— start Supplied records —

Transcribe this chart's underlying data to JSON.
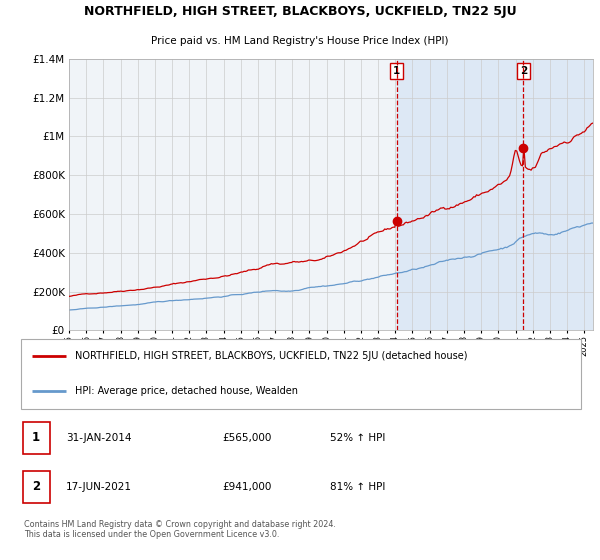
{
  "title": "NORTHFIELD, HIGH STREET, BLACKBOYS, UCKFIELD, TN22 5JU",
  "subtitle": "Price paid vs. HM Land Registry's House Price Index (HPI)",
  "red_label": "NORTHFIELD, HIGH STREET, BLACKBOYS, UCKFIELD, TN22 5JU (detached house)",
  "blue_label": "HPI: Average price, detached house, Wealden",
  "annotation1_label": "1",
  "annotation1_date": "31-JAN-2014",
  "annotation1_price": "£565,000",
  "annotation1_hpi": "52% ↑ HPI",
  "annotation2_label": "2",
  "annotation2_date": "17-JUN-2021",
  "annotation2_price": "£941,000",
  "annotation2_hpi": "81% ↑ HPI",
  "footer": "Contains HM Land Registry data © Crown copyright and database right 2024.\nThis data is licensed under the Open Government Licence v3.0.",
  "ylim": [
    0,
    1400000
  ],
  "yticks": [
    0,
    200000,
    400000,
    600000,
    800000,
    1000000,
    1200000,
    1400000
  ],
  "background_color": "#ffffff",
  "plot_bg_color": "#f0f4f8",
  "shaded_region_color": "#dde8f5",
  "grid_color": "#cccccc",
  "red_line_color": "#cc0000",
  "blue_line_color": "#6699cc",
  "dashed_line_color": "#cc0000",
  "annotation_dot_color": "#cc0000",
  "marker1_x": 2014.08,
  "marker1_y": 565000,
  "marker2_x": 2021.46,
  "marker2_y": 941000,
  "shade_start": 2014.08,
  "shade_end": 2025.5,
  "xmin": 1995.0,
  "xmax": 2025.5
}
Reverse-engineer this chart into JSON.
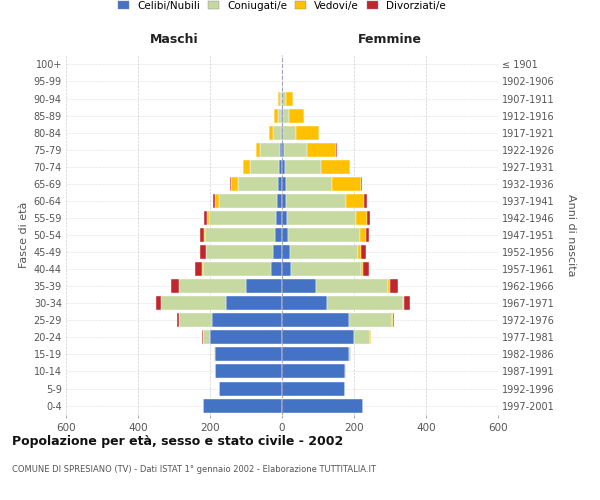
{
  "age_groups": [
    "0-4",
    "5-9",
    "10-14",
    "15-19",
    "20-24",
    "25-29",
    "30-34",
    "35-39",
    "40-44",
    "45-49",
    "50-54",
    "55-59",
    "60-64",
    "65-69",
    "70-74",
    "75-79",
    "80-84",
    "85-89",
    "90-94",
    "95-99",
    "100+"
  ],
  "birth_years": [
    "1997-2001",
    "1992-1996",
    "1987-1991",
    "1982-1986",
    "1977-1981",
    "1972-1976",
    "1967-1971",
    "1962-1966",
    "1957-1961",
    "1952-1956",
    "1947-1951",
    "1942-1946",
    "1937-1941",
    "1932-1936",
    "1927-1931",
    "1922-1926",
    "1917-1921",
    "1912-1916",
    "1907-1911",
    "1902-1906",
    "≤ 1901"
  ],
  "maschi": {
    "celibe": [
      220,
      175,
      185,
      185,
      200,
      195,
      155,
      100,
      30,
      25,
      20,
      18,
      15,
      12,
      8,
      5,
      3,
      2,
      1,
      0,
      0
    ],
    "coniugato": [
      0,
      1,
      2,
      5,
      20,
      90,
      180,
      185,
      190,
      185,
      195,
      185,
      160,
      110,
      80,
      55,
      22,
      10,
      5,
      1,
      0
    ],
    "vedovo": [
      0,
      0,
      0,
      0,
      0,
      1,
      2,
      2,
      2,
      2,
      3,
      5,
      10,
      20,
      20,
      12,
      12,
      10,
      5,
      0,
      0
    ],
    "divorziato": [
      0,
      0,
      0,
      0,
      1,
      5,
      12,
      22,
      20,
      15,
      10,
      10,
      8,
      2,
      1,
      1,
      0,
      0,
      0,
      0,
      0
    ]
  },
  "femmine": {
    "nubile": [
      225,
      175,
      175,
      185,
      200,
      185,
      125,
      95,
      25,
      22,
      18,
      15,
      12,
      10,
      8,
      5,
      3,
      2,
      1,
      0,
      0
    ],
    "coniugata": [
      0,
      1,
      2,
      8,
      45,
      120,
      210,
      200,
      195,
      190,
      200,
      190,
      165,
      130,
      100,
      65,
      35,
      18,
      10,
      2,
      0
    ],
    "vedova": [
      0,
      0,
      0,
      0,
      1,
      2,
      3,
      5,
      5,
      8,
      15,
      30,
      50,
      80,
      80,
      80,
      65,
      40,
      20,
      2,
      0
    ],
    "divorziata": [
      0,
      0,
      0,
      0,
      2,
      5,
      18,
      22,
      18,
      12,
      10,
      10,
      8,
      3,
      2,
      2,
      1,
      0,
      0,
      0,
      0
    ]
  },
  "colors": {
    "celibe": "#4472c4",
    "coniugato": "#c5d9a0",
    "vedovo": "#ffc000",
    "divorziato": "#c0272d"
  },
  "legend_labels": [
    "Celibi/Nubili",
    "Coniugati/e",
    "Vedovi/e",
    "Divorziati/e"
  ],
  "title": "Popolazione per età, sesso e stato civile - 2002",
  "subtitle": "COMUNE DI SPRESIANO (TV) - Dati ISTAT 1° gennaio 2002 - Elaborazione TUTTITALIA.IT",
  "label_maschi": "Maschi",
  "label_femmine": "Femmine",
  "ylabel_left": "Fasce di età",
  "ylabel_right": "Anni di nascita",
  "xlim": 600,
  "background_color": "#ffffff",
  "grid_color": "#bbbbbb"
}
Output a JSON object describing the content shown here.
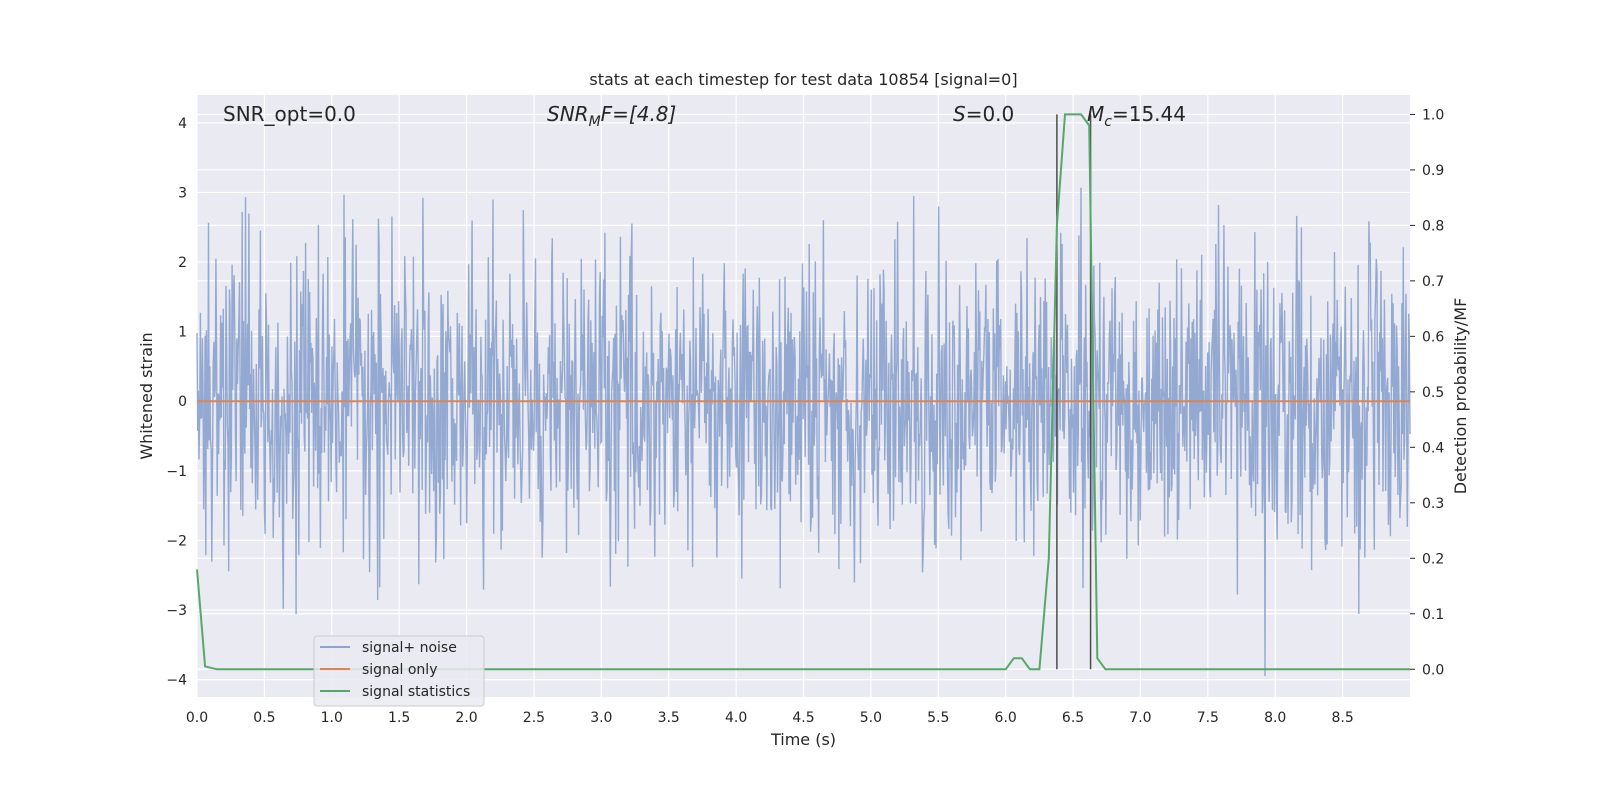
{
  "chart_data": {
    "type": "line",
    "title": "stats at each timestep for test data 10854 [signal=0]",
    "xlabel": "Time (s)",
    "ylabel": "Whitened strain",
    "ylabel_right": "Detection probability/MF",
    "xlim": [
      0.0,
      9.0
    ],
    "ylim": [
      -4.25,
      4.4
    ],
    "ylim_right": [
      -0.05,
      1.035
    ],
    "x_ticks": [
      "0.0",
      "0.5",
      "1.0",
      "1.5",
      "2.0",
      "2.5",
      "3.0",
      "3.5",
      "4.0",
      "4.5",
      "5.0",
      "5.5",
      "6.0",
      "6.5",
      "7.0",
      "7.5",
      "8.0",
      "8.5"
    ],
    "y_ticks": [
      "−4",
      "−3",
      "−2",
      "−1",
      "0",
      "1",
      "2",
      "3",
      "4"
    ],
    "y_ticks_right": [
      "0.0",
      "0.1",
      "0.2",
      "0.3",
      "0.4",
      "0.5",
      "0.6",
      "0.7",
      "0.8",
      "0.9",
      "1.0"
    ],
    "grid": true,
    "legend_placement": "lower-left",
    "annotations": {
      "snr_opt": "SNR_opt=0.0",
      "snr_mf_main": "SNR",
      "snr_mf_sub": "M",
      "snr_mf_rest": "F=[4.8]",
      "s_main": "S",
      "s_rest": "=0.0",
      "mc_main": "M",
      "mc_sub": "c",
      "mc_rest": "=15.44"
    },
    "vertical_lines_x": [
      6.38,
      6.63
    ],
    "series": [
      {
        "name": "signal+ noise",
        "color": "#8fa5cf",
        "description_of_data": "whitened noise strain, roughly Gaussian in [-4, 4]",
        "sample_count": 1800,
        "seed": 10854
      },
      {
        "name": "signal only",
        "color": "#dd8452",
        "x": [
          0.0,
          9.0
        ],
        "y": [
          0.0,
          0.0
        ]
      },
      {
        "name": "signal statistics",
        "color": "#55a868",
        "axis": "right",
        "x": [
          0.0,
          0.06,
          0.15,
          6.0,
          6.06,
          6.12,
          6.18,
          6.25,
          6.32,
          6.38,
          6.44,
          6.5,
          6.56,
          6.62,
          6.68,
          6.74,
          6.8,
          9.0
        ],
        "y": [
          0.18,
          0.005,
          0.0,
          0.0,
          0.02,
          0.02,
          0.0,
          0.0,
          0.2,
          0.8,
          1.0,
          1.0,
          1.0,
          0.98,
          0.02,
          0.0,
          0.0,
          0.0
        ]
      }
    ]
  }
}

— end Supplied records —

Give every line above again exactly, with no pictures.

Transcribe this chart's underlying data to JSON.
{
  "title": "NORTHFIELD, HIGH STREET, BLACKBOYS, UCKFIELD, TN22 5JU",
  "subtitle": "Price paid vs. HM Land Registry's House Price Index (HPI)",
  "red_label": "NORTHFIELD, HIGH STREET, BLACKBOYS, UCKFIELD, TN22 5JU (detached house)",
  "blue_label": "HPI: Average price, detached house, Wealden",
  "annotation1_label": "1",
  "annotation1_date": "31-JAN-2014",
  "annotation1_price": "£565,000",
  "annotation1_hpi": "52% ↑ HPI",
  "annotation2_label": "2",
  "annotation2_date": "17-JUN-2021",
  "annotation2_price": "£941,000",
  "annotation2_hpi": "81% ↑ HPI",
  "footer": "Contains HM Land Registry data © Crown copyright and database right 2024.\nThis data is licensed under the Open Government Licence v3.0.",
  "ylim": [
    0,
    1400000
  ],
  "yticks": [
    0,
    200000,
    400000,
    600000,
    800000,
    1000000,
    1200000,
    1400000
  ],
  "background_color": "#ffffff",
  "plot_bg_color": "#f0f4f8",
  "shaded_region_color": "#dde8f5",
  "grid_color": "#cccccc",
  "red_line_color": "#cc0000",
  "blue_line_color": "#6699cc",
  "dashed_line_color": "#cc0000",
  "annotation_dot_color": "#cc0000",
  "marker1_x": 2014.08,
  "marker1_y": 565000,
  "marker2_x": 2021.46,
  "marker2_y": 941000,
  "shade_start": 2014.08,
  "shade_end": 2025.5,
  "xmin": 1995.0,
  "xmax": 2025.5
}
Reverse-engineer this chart into JSON.
{
  "age_groups": [
    "0-4",
    "5-9",
    "10-14",
    "15-19",
    "20-24",
    "25-29",
    "30-34",
    "35-39",
    "40-44",
    "45-49",
    "50-54",
    "55-59",
    "60-64",
    "65-69",
    "70-74",
    "75-79",
    "80-84",
    "85-89",
    "90-94",
    "95-99",
    "100+"
  ],
  "birth_years": [
    "1997-2001",
    "1992-1996",
    "1987-1991",
    "1982-1986",
    "1977-1981",
    "1972-1976",
    "1967-1971",
    "1962-1966",
    "1957-1961",
    "1952-1956",
    "1947-1951",
    "1942-1946",
    "1937-1941",
    "1932-1936",
    "1927-1931",
    "1922-1926",
    "1917-1921",
    "1912-1916",
    "1907-1911",
    "1902-1906",
    "≤ 1901"
  ],
  "maschi": {
    "celibe": [
      220,
      175,
      185,
      185,
      200,
      195,
      155,
      100,
      30,
      25,
      20,
      18,
      15,
      12,
      8,
      5,
      3,
      2,
      1,
      0,
      0
    ],
    "coniugato": [
      0,
      1,
      2,
      5,
      20,
      90,
      180,
      185,
      190,
      185,
      195,
      185,
      160,
      110,
      80,
      55,
      22,
      10,
      5,
      1,
      0
    ],
    "vedovo": [
      0,
      0,
      0,
      0,
      0,
      1,
      2,
      2,
      2,
      2,
      3,
      5,
      10,
      20,
      20,
      12,
      12,
      10,
      5,
      0,
      0
    ],
    "divorziato": [
      0,
      0,
      0,
      0,
      1,
      5,
      12,
      22,
      20,
      15,
      10,
      10,
      8,
      2,
      1,
      1,
      0,
      0,
      0,
      0,
      0
    ]
  },
  "femmine": {
    "nubile": [
      225,
      175,
      175,
      185,
      200,
      185,
      125,
      95,
      25,
      22,
      18,
      15,
      12,
      10,
      8,
      5,
      3,
      2,
      1,
      0,
      0
    ],
    "coniugata": [
      0,
      1,
      2,
      8,
      45,
      120,
      210,
      200,
      195,
      190,
      200,
      190,
      165,
      130,
      100,
      65,
      35,
      18,
      10,
      2,
      0
    ],
    "vedova": [
      0,
      0,
      0,
      0,
      1,
      2,
      3,
      5,
      5,
      8,
      15,
      30,
      50,
      80,
      80,
      80,
      65,
      40,
      20,
      2,
      0
    ],
    "divorziata": [
      0,
      0,
      0,
      0,
      2,
      5,
      18,
      22,
      18,
      12,
      10,
      10,
      8,
      3,
      2,
      2,
      1,
      0,
      0,
      0,
      0
    ]
  },
  "colors": {
    "celibe": "#4472c4",
    "coniugato": "#c5d9a0",
    "vedovo": "#ffc000",
    "divorziato": "#c0272d"
  },
  "legend_labels": [
    "Celibi/Nubili",
    "Coniugati/e",
    "Vedovi/e",
    "Divorziati/e"
  ],
  "title": "Popolazione per età, sesso e stato civile - 2002",
  "subtitle": "COMUNE DI SPRESIANO (TV) - Dati ISTAT 1° gennaio 2002 - Elaborazione TUTTITALIA.IT",
  "label_maschi": "Maschi",
  "label_femmine": "Femmine",
  "ylabel_left": "Fasce di età",
  "ylabel_right": "Anni di nascita",
  "xlim": 600,
  "background_color": "#ffffff",
  "grid_color": "#bbbbbb"
}
Output a JSON object describing the content shown here.
{
  "chart_data": {
    "type": "line",
    "title": "stats at each timestep for test data 10854 [signal=0]",
    "xlabel": "Time (s)",
    "ylabel": "Whitened strain",
    "ylabel_right": "Detection probability/MF",
    "xlim": [
      0.0,
      9.0
    ],
    "ylim": [
      -4.25,
      4.4
    ],
    "ylim_right": [
      -0.05,
      1.035
    ],
    "x_ticks": [
      "0.0",
      "0.5",
      "1.0",
      "1.5",
      "2.0",
      "2.5",
      "3.0",
      "3.5",
      "4.0",
      "4.5",
      "5.0",
      "5.5",
      "6.0",
      "6.5",
      "7.0",
      "7.5",
      "8.0",
      "8.5"
    ],
    "y_ticks": [
      "−4",
      "−3",
      "−2",
      "−1",
      "0",
      "1",
      "2",
      "3",
      "4"
    ],
    "y_ticks_right": [
      "0.0",
      "0.1",
      "0.2",
      "0.3",
      "0.4",
      "0.5",
      "0.6",
      "0.7",
      "0.8",
      "0.9",
      "1.0"
    ],
    "grid": true,
    "legend_placement": "lower-left",
    "annotations": {
      "snr_opt": "SNR_opt=0.0",
      "snr_mf_main": "SNR",
      "snr_mf_sub": "M",
      "snr_mf_rest": "F=[4.8]",
      "s_main": "S",
      "s_rest": "=0.0",
      "mc_main": "M",
      "mc_sub": "c",
      "mc_rest": "=15.44"
    },
    "vertical_lines_x": [
      6.38,
      6.63
    ],
    "series": [
      {
        "name": "signal+ noise",
        "color": "#8fa5cf",
        "description_of_data": "whitened noise strain, roughly Gaussian in [-4, 4]",
        "sample_count": 1800,
        "seed": 10854
      },
      {
        "name": "signal only",
        "color": "#dd8452",
        "x": [
          0.0,
          9.0
        ],
        "y": [
          0.0,
          0.0
        ]
      },
      {
        "name": "signal statistics",
        "color": "#55a868",
        "axis": "right",
        "x": [
          0.0,
          0.06,
          0.15,
          6.0,
          6.06,
          6.12,
          6.18,
          6.25,
          6.32,
          6.38,
          6.44,
          6.5,
          6.56,
          6.62,
          6.68,
          6.74,
          6.8,
          9.0
        ],
        "y": [
          0.18,
          0.005,
          0.0,
          0.0,
          0.02,
          0.02,
          0.0,
          0.0,
          0.2,
          0.8,
          1.0,
          1.0,
          1.0,
          0.98,
          0.02,
          0.0,
          0.0,
          0.0
        ]
      }
    ]
  }
}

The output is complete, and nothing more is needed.